* TRECHO:
┌────────
Não menos importante, me levou surpresa adentro com “a mulher do espelho”, e quase convenceu-me que ela é real!

E enquanto conversávamos as três, minha mãe ensinou-me (melhor seria ensinou novamente, porque só as mães acreditam que “podemos sempre”os novos truques de maquiagem, e me fez jurar que não seguiria saindo sem um batonzinho.

No auge dos meus 44 anos, minha mãe seguia entregando receitas de vida, para toda vida.

Finalmente estaríamos com ela ( eu e minha mãe), a fada madrinha, amiga: Re.

Já completava mais de uma década que não nos encontrávamos

Uma amiga que não via há mais de 10 anos!

Quando abriu a porta do elevador que dava acesso ao terceiro andar no apartamento da Re, pensei que meu coração pararia.
└────────
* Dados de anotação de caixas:
┌────────
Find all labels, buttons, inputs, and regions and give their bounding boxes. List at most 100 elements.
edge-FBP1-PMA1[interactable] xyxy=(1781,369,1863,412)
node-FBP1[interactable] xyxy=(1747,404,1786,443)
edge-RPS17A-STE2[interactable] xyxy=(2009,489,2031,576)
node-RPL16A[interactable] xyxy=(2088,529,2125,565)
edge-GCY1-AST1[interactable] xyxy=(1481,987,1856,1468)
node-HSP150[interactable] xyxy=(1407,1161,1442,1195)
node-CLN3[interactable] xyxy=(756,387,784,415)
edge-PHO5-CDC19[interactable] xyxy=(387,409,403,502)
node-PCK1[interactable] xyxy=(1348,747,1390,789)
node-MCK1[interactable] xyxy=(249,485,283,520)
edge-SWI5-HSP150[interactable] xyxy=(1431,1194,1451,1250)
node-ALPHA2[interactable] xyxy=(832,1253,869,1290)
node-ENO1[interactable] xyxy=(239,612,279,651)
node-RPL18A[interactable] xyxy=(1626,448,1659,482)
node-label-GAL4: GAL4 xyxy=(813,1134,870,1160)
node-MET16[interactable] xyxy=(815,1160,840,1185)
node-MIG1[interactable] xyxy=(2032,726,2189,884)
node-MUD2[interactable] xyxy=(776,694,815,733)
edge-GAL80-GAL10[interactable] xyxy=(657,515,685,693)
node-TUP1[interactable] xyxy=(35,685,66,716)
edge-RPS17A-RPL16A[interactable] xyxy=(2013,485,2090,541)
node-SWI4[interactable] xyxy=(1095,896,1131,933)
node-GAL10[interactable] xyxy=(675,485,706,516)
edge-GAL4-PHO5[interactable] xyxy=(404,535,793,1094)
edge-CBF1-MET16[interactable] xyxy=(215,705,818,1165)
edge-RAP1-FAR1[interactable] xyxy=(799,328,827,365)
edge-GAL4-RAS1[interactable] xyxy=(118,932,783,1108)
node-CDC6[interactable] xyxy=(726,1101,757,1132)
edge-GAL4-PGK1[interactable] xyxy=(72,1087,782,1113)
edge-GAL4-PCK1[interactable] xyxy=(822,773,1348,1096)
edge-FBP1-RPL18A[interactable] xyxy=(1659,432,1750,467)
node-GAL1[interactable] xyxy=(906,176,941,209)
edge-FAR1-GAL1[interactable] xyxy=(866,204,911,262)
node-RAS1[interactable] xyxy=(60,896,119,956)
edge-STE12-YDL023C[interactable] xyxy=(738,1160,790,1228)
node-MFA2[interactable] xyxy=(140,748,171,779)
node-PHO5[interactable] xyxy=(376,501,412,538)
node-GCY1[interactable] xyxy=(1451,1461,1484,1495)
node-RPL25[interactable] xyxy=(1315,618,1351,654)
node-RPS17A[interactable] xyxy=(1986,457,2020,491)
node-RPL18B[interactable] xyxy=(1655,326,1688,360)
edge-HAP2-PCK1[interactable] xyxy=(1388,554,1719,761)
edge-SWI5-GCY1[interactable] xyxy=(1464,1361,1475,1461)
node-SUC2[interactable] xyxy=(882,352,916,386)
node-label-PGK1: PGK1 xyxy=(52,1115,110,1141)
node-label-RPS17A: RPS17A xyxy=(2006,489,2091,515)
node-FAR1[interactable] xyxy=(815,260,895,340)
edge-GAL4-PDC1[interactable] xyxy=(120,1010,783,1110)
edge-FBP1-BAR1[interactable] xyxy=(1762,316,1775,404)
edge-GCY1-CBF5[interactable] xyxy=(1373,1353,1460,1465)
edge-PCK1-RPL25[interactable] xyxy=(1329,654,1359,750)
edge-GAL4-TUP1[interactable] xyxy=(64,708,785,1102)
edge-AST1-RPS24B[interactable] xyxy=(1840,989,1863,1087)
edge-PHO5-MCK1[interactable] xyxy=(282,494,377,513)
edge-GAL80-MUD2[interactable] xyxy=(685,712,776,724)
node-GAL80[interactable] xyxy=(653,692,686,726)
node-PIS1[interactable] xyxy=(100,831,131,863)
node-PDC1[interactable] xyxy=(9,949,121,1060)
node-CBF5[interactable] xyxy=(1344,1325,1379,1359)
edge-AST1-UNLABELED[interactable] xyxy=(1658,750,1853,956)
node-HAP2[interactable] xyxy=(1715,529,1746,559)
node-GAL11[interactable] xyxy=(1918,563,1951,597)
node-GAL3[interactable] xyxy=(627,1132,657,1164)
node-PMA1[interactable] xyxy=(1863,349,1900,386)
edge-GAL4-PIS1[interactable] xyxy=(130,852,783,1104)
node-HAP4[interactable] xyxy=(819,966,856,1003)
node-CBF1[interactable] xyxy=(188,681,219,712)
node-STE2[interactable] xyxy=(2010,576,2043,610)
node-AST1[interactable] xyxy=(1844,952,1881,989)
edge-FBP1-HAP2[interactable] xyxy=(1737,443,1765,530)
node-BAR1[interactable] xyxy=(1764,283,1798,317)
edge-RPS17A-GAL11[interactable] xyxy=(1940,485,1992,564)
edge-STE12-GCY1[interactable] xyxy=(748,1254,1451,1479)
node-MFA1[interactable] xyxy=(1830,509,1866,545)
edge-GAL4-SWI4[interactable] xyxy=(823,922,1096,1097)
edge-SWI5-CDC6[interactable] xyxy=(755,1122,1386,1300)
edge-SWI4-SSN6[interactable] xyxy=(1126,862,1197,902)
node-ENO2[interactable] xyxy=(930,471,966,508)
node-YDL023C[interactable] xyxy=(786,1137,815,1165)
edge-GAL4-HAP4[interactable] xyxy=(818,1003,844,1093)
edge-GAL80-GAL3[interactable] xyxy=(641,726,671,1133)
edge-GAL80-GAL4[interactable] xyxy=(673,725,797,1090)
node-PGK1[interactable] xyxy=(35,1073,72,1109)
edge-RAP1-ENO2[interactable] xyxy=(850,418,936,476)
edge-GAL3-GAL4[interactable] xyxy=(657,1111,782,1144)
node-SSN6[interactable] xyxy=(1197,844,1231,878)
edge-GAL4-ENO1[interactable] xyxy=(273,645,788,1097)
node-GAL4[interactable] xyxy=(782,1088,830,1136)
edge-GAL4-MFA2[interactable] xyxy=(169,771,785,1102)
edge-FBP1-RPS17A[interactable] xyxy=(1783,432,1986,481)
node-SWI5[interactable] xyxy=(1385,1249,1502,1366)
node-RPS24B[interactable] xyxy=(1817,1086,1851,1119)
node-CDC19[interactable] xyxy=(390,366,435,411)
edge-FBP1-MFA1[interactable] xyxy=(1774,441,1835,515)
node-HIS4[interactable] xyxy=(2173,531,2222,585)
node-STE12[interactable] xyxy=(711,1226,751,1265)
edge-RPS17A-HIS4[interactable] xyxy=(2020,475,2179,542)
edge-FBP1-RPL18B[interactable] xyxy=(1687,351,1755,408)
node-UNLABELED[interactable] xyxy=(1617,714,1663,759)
└────────
* O QUE FAZER:
a) Liste todas as expressões do trecho que indicam uma quantidade de anos.
b) Prossiga o trecho sobre o reencontro com Re, começando logo após a última frase.
As linhas não são necessárias para realizar as atividades.

* RESPOSTAS ESPERADAS:
a) "44 anos", "mais de uma década" e "mais de 10 anos".

b)
O tempo parecia não ter passado para ela: ainda uma linda mulher, de longos cabelos, dedos esguios e um universo de histórias de amor e desencontros.

Uma impressão nostálgica sustentou aquela tarde embebecida em lágrimas de alegria, pesares, recordações, sonhos.

A Re perdeu a pouco mais de um ano sua irmã, a Rafa. Jovem, mãe de 2 crianças, deixou um vácuo negro naquela familia. Câncer.

Permanecemos de mãos dadas e cada detalhe das histórias compartilhadas perfuravam irrestritamente o sentir alheio.

Este encontro foi referto do conto de desencontros.

Saindo do prédio de Renata, uma chuva forte açoitava o tempo distante e lavava minha alma do tanto “tempo distante”, permitindo que o amor fluísse e acontecesse sem medos.

Sim, talvez eu precisasse ver a Re mais uma vez. Mas mais uma vez por que?

A sensação de despedida crescia a cada dia que eu encontrava tanto, e a tantos!

Penúltima noite no Brasil e uma enxurrada de “até logo” esperavam inquietos.

Cheguei bem depois da hora marcada para a bem-vinda do desencontro iminente.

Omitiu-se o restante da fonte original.